#### RECORDS TO USE
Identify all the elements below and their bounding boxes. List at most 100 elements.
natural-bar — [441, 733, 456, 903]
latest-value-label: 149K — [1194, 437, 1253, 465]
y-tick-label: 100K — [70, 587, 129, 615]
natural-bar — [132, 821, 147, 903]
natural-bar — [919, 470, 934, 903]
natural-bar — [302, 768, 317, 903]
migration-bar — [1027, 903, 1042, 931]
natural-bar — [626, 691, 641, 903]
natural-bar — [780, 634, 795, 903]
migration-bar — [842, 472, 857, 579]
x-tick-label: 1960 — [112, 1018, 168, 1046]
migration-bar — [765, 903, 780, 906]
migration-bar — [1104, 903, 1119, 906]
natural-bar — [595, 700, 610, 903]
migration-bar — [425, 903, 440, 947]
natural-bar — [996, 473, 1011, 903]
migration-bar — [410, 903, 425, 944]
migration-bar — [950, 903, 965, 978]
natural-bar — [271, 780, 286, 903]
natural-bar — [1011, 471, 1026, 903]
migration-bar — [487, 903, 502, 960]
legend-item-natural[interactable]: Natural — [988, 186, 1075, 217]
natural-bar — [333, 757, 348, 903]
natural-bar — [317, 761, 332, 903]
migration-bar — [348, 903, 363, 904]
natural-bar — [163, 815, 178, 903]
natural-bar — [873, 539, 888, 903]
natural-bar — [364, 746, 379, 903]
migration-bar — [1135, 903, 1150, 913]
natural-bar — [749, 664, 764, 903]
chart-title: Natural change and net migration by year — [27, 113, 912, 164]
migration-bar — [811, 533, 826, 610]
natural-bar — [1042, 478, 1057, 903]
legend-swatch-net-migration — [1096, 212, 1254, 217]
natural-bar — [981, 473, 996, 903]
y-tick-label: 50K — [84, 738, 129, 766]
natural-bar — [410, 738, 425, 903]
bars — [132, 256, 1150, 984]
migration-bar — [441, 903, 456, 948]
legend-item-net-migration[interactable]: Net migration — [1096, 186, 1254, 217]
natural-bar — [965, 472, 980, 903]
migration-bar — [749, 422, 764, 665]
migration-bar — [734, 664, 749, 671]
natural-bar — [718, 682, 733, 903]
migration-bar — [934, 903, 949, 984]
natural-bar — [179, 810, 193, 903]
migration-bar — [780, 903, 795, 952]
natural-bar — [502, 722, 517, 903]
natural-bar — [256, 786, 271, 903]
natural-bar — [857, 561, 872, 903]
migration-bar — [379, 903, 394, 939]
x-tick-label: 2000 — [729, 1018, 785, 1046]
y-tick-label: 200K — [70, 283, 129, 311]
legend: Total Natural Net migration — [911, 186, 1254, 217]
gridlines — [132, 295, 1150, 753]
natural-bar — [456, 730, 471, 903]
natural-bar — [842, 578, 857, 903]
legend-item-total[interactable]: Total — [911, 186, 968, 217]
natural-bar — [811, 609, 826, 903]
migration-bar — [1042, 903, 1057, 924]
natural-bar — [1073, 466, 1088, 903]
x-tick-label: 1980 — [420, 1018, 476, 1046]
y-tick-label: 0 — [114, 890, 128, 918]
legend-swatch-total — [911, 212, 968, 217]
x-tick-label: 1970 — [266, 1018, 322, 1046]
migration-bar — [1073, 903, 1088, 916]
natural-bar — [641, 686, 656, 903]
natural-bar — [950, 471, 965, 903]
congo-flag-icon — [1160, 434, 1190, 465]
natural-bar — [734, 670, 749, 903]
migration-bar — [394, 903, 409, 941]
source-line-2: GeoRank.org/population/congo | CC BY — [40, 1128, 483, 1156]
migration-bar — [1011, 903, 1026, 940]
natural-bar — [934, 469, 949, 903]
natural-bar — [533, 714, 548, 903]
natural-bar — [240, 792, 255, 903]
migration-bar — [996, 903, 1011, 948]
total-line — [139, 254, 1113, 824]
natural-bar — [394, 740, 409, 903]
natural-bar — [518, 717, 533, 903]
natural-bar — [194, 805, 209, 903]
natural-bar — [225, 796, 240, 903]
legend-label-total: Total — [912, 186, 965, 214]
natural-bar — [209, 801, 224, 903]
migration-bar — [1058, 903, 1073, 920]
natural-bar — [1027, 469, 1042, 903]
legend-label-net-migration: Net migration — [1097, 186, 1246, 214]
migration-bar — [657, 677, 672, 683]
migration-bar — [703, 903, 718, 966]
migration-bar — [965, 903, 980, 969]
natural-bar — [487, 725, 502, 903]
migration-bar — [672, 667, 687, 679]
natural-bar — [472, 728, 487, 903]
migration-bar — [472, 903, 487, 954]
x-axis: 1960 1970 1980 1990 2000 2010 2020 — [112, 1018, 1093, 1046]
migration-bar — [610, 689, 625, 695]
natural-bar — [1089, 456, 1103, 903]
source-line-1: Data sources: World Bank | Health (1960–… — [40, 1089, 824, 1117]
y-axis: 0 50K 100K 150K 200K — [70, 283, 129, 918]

#### EXERCISE OBJECTIVE
Rewrite the items above, changing each "natural-bar" to "natural-change-bar" and leaving everything else untouched.

#### OUTPUT FOR THIS EXERCISE
Identify all the elements below and their bounding boxes. List at most 100 elements.
natural-change-bar — [441, 733, 456, 903]
latest-value-label: 149K — [1194, 437, 1253, 465]
y-tick-label: 100K — [70, 587, 129, 615]
natural-change-bar — [132, 821, 147, 903]
natural-change-bar — [919, 470, 934, 903]
natural-change-bar — [302, 768, 317, 903]
migration-bar — [1027, 903, 1042, 931]
natural-change-bar — [626, 691, 641, 903]
natural-change-bar — [780, 634, 795, 903]
migration-bar — [842, 472, 857, 579]
x-tick-label: 1960 — [112, 1018, 168, 1046]
migration-bar — [765, 903, 780, 906]
migration-bar — [1104, 903, 1119, 906]
natural-change-bar — [595, 700, 610, 903]
migration-bar — [425, 903, 440, 947]
natural-change-bar — [996, 473, 1011, 903]
migration-bar — [410, 903, 425, 944]
migration-bar — [950, 903, 965, 978]
natural-change-bar — [271, 780, 286, 903]
natural-change-bar — [1011, 471, 1026, 903]
migration-bar — [487, 903, 502, 960]
legend-item-natural[interactable]: Natural — [988, 186, 1075, 217]
natural-change-bar — [333, 757, 348, 903]
natural-change-bar — [317, 761, 332, 903]
migration-bar — [348, 903, 363, 904]
natural-change-bar — [163, 815, 178, 903]
natural-change-bar — [873, 539, 888, 903]
natural-change-bar — [364, 746, 379, 903]
migration-bar — [1135, 903, 1150, 913]
natural-change-bar — [749, 664, 764, 903]
chart-title: Natural change and net migration by year — [27, 113, 912, 164]
migration-bar — [811, 533, 826, 610]
natural-change-bar — [1042, 478, 1057, 903]
legend-swatch-net-migration — [1096, 212, 1254, 217]
natural-change-bar — [981, 473, 996, 903]
y-tick-label: 50K — [84, 738, 129, 766]
natural-change-bar — [410, 738, 425, 903]
bars — [132, 256, 1150, 984]
migration-bar — [441, 903, 456, 948]
legend-item-net-migration[interactable]: Net migration — [1096, 186, 1254, 217]
natural-change-bar — [965, 472, 980, 903]
migration-bar — [749, 422, 764, 665]
migration-bar — [734, 664, 749, 671]
natural-change-bar — [718, 682, 733, 903]
migration-bar — [934, 903, 949, 984]
natural-change-bar — [179, 810, 193, 903]
migration-bar — [780, 903, 795, 952]
natural-change-bar — [502, 722, 517, 903]
natural-change-bar — [256, 786, 271, 903]
natural-change-bar — [857, 561, 872, 903]
migration-bar — [379, 903, 394, 939]
x-tick-label: 2000 — [729, 1018, 785, 1046]
y-tick-label: 200K — [70, 283, 129, 311]
legend: Total Natural Net migration — [911, 186, 1254, 217]
gridlines — [132, 295, 1150, 753]
natural-change-bar — [456, 730, 471, 903]
natural-change-bar — [842, 578, 857, 903]
legend-item-total[interactable]: Total — [911, 186, 968, 217]
natural-change-bar — [811, 609, 826, 903]
migration-bar — [1042, 903, 1057, 924]
natural-change-bar — [1073, 466, 1088, 903]
x-tick-label: 1980 — [420, 1018, 476, 1046]
y-tick-label: 0 — [114, 890, 128, 918]
legend-swatch-total — [911, 212, 968, 217]
x-tick-label: 1970 — [266, 1018, 322, 1046]
migration-bar — [1073, 903, 1088, 916]
natural-change-bar — [641, 686, 656, 903]
natural-change-bar — [950, 471, 965, 903]
congo-flag-icon — [1160, 434, 1190, 465]
natural-change-bar — [734, 670, 749, 903]
migration-bar — [394, 903, 409, 941]
source-line-2: GeoRank.org/population/congo | CC BY — [40, 1128, 483, 1156]
migration-bar — [1011, 903, 1026, 940]
natural-change-bar — [934, 469, 949, 903]
natural-change-bar — [533, 714, 548, 903]
natural-change-bar — [240, 792, 255, 903]
migration-bar — [996, 903, 1011, 948]
total-line — [139, 254, 1113, 824]
natural-change-bar — [394, 740, 409, 903]
natural-change-bar — [518, 717, 533, 903]
natural-change-bar — [194, 805, 209, 903]
natural-change-bar — [225, 796, 240, 903]
legend-label-total: Total — [912, 186, 965, 214]
natural-change-bar — [209, 801, 224, 903]
migration-bar — [1058, 903, 1073, 920]
natural-change-bar — [1027, 469, 1042, 903]
legend-label-net-migration: Net migration — [1097, 186, 1246, 214]
migration-bar — [657, 677, 672, 683]
migration-bar — [703, 903, 718, 966]
migration-bar — [965, 903, 980, 969]
natural-change-bar — [487, 725, 502, 903]
migration-bar — [672, 667, 687, 679]
natural-change-bar — [472, 728, 487, 903]
migration-bar — [472, 903, 487, 954]
x-axis: 1960 1970 1980 1990 2000 2010 2020 — [112, 1018, 1093, 1046]
migration-bar — [610, 689, 625, 695]
natural-change-bar — [1089, 456, 1103, 903]
source-line-1: Data sources: World Bank | Health (1960–… — [40, 1089, 824, 1117]
y-axis: 0 50K 100K 150K 200K — [70, 283, 129, 918]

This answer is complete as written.